**TASK INSTRUCTIONS**
Copy out the stretch of the listing from the line that contains "label-heavy-machine-guns: Heavy Machine" through the line that contains "label-assembly-areas: Assembly Areas", both included, keeping every character as it appears.

Layout element annotations
┄┄┄┄┄┄┄┄┄┄┄┄┄┄┄┄┄┄┄┄

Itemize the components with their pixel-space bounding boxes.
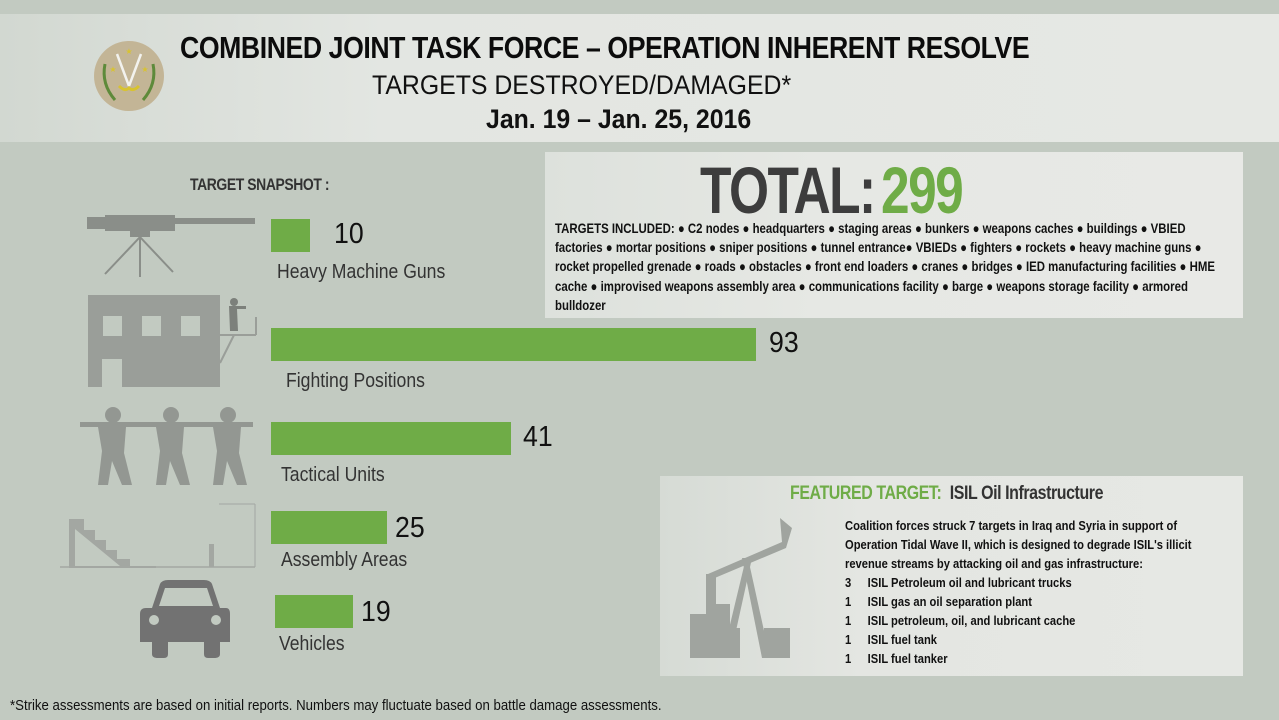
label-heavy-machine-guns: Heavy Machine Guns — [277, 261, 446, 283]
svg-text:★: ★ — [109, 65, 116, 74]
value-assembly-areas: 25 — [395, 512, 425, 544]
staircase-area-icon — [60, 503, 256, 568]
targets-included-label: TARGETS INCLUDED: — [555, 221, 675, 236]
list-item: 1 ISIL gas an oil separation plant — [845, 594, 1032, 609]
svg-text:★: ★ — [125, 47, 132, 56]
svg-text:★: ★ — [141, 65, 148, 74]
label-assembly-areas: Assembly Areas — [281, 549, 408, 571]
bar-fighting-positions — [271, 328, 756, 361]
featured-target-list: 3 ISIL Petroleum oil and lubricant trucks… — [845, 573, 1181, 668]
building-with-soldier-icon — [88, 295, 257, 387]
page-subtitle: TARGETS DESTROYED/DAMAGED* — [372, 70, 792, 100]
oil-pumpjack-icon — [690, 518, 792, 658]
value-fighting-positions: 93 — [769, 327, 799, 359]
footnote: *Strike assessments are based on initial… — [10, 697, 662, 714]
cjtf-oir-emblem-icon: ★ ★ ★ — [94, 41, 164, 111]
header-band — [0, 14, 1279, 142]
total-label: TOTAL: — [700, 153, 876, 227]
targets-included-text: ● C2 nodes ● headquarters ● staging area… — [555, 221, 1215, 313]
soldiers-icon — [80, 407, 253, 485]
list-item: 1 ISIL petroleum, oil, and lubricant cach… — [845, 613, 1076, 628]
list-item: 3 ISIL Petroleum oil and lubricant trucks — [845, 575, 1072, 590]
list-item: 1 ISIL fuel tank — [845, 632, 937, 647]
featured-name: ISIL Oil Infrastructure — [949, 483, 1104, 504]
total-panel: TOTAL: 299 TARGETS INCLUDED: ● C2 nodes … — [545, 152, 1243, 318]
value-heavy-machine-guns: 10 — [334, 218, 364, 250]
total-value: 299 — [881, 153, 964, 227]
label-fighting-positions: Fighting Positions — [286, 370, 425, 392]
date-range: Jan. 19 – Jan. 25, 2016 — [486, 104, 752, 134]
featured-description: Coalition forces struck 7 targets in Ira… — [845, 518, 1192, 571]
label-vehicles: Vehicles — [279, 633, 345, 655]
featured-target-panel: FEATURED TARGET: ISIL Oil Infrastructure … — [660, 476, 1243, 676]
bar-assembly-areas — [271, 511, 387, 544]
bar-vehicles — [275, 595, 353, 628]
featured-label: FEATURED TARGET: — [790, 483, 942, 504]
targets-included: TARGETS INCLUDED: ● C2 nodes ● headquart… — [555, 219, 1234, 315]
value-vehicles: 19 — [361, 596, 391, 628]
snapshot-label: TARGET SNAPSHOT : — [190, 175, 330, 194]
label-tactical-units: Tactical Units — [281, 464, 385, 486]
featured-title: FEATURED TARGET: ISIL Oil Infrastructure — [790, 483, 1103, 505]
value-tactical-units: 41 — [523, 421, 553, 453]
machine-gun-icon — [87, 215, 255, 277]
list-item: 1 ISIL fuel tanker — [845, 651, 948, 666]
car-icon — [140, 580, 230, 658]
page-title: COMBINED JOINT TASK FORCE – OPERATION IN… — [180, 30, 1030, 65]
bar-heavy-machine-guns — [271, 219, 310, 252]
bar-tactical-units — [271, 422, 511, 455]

┄┄┄┄┄┄┄┄┄┄┄┄┄┄┄┄┄┄┄┄

**WORKED SOLUTION**
label-heavy-machine-guns: Heavy Machine Guns — [277, 261, 446, 283]
svg-text:★: ★ — [109, 65, 116, 74]
value-assembly-areas: 25 — [395, 512, 425, 544]
staircase-area-icon — [60, 503, 256, 568]
targets-included-label: TARGETS INCLUDED: — [555, 221, 675, 236]
list-item: 1 ISIL gas an oil separation plant — [845, 594, 1032, 609]
svg-text:★: ★ — [125, 47, 132, 56]
svg-text:★: ★ — [141, 65, 148, 74]
label-assembly-areas: Assembly Areas — [281, 549, 408, 571]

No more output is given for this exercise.